-- start of SUPPLIED INFORMATION --

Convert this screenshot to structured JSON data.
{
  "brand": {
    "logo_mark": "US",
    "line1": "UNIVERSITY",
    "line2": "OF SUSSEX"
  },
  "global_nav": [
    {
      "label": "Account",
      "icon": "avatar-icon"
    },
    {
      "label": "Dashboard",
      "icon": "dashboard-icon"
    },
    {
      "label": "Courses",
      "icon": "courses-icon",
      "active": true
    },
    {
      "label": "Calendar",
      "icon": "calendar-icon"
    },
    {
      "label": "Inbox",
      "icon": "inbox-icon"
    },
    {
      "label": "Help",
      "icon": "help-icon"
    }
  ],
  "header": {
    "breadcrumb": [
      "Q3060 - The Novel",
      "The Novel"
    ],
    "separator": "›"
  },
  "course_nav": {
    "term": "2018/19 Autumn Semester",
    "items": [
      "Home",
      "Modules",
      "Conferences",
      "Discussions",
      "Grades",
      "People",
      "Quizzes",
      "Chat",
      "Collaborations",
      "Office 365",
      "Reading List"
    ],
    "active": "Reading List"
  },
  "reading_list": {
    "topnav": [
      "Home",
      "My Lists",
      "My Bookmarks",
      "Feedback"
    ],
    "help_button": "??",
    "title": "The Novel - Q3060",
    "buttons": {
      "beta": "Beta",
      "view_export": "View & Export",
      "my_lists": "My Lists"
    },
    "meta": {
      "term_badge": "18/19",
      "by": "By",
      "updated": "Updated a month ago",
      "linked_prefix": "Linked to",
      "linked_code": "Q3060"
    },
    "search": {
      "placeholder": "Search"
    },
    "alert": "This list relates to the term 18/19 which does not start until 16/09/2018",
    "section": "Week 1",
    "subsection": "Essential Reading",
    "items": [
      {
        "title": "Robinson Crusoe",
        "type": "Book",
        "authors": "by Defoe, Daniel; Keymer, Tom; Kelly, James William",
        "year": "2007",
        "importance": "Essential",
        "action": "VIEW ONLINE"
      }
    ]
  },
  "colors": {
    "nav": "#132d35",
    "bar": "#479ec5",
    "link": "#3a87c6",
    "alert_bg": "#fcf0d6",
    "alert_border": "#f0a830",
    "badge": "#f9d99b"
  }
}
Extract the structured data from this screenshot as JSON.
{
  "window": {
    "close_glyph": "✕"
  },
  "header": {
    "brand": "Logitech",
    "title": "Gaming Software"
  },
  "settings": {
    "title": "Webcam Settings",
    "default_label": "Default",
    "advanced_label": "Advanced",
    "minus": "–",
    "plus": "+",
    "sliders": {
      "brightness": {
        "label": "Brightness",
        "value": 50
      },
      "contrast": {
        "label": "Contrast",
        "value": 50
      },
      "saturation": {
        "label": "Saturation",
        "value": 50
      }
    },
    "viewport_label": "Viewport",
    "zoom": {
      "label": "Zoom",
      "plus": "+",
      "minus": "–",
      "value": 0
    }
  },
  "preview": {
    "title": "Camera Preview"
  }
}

-- end of SUPPLIED INFORMATION --

• STATED EXERCISE: Every entry in the listing must be retyped exactly.

• TASK ANSWER:
Convert this screenshot to structured JSON data.
{
  "brand": {
    "logo_mark": "US",
    "line1": "UNIVERSITY",
    "line2": "OF SUSSEX"
  },
  "global_nav": [
    {
      "label": "Account",
      "icon": "avatar-icon"
    },
    {
      "label": "Dashboard",
      "icon": "dashboard-icon"
    },
    {
      "label": "Courses",
      "icon": "courses-icon",
      "active": true
    },
    {
      "label": "Calendar",
      "icon": "calendar-icon"
    },
    {
      "label": "Inbox",
      "icon": "inbox-icon"
    },
    {
      "label": "Help",
      "icon": "help-icon"
    }
  ],
  "header": {
    "breadcrumb": [
      "Q3060 - The Novel",
      "The Novel"
    ],
    "separator": "›"
  },
  "course_nav": {
    "term": "2018/19 Autumn Semester",
    "items": [
      "Home",
      "Modules",
      "Conferences",
      "Discussions",
      "Grades",
      "People",
      "Quizzes",
      "Chat",
      "Collaborations",
      "Office 365",
      "Reading List"
    ],
    "active": "Reading List"
  },
  "reading_list": {
    "topnav": [
      "Home",
      "My Lists",
      "My Bookmarks",
      "Feedback"
    ],
    "help_button": "??",
    "title": "The Novel - Q3060",
    "buttons": {
      "beta": "Beta",
      "view_export": "View & Export",
      "my_lists": "My Lists"
    },
    "meta": {
      "term_badge": "18/19",
      "by": "By",
      "updated": "Updated a month ago",
      "linked_prefix": "Linked to",
      "linked_code": "Q3060"
    },
    "search": {
      "placeholder": "Search"
    },
    "alert": "This list relates to the term 18/19 which does not start until 16/09/2018",
    "section": "Week 1",
    "subsection": "Essential Reading",
    "items": [
      {
        "title": "Robinson Crusoe",
        "type": "Book",
        "authors": "by Defoe, Daniel; Keymer, Tom; Kelly, James William",
        "year": "2007",
        "importance": "Essential",
        "action": "VIEW ONLINE"
      }
    ]
  },
  "colors": {
    "nav": "#132d35",
    "bar": "#479ec5",
    "link": "#3a87c6",
    "alert_bg": "#fcf0d6",
    "alert_border": "#f0a830",
    "badge": "#f9d99b"
  }
}
Extract the structured data from this screenshot as JSON.
{
  "window": {
    "close_glyph": "✕"
  },
  "header": {
    "brand": "Logitech",
    "title": "Gaming Software"
  },
  "settings": {
    "title": "Webcam Settings",
    "default_label": "Default",
    "advanced_label": "Advanced",
    "minus": "–",
    "plus": "+",
    "sliders": {
      "brightness": {
        "label": "Brightness",
        "value": 50
      },
      "contrast": {
        "label": "Contrast",
        "value": 50
      },
      "saturation": {
        "label": "Saturation",
        "value": 50
      }
    },
    "viewport_label": "Viewport",
    "zoom": {
      "label": "Zoom",
      "plus": "+",
      "minus": "–",
      "value": 0
    }
  },
  "preview": {
    "title": "Camera Preview"
  }
}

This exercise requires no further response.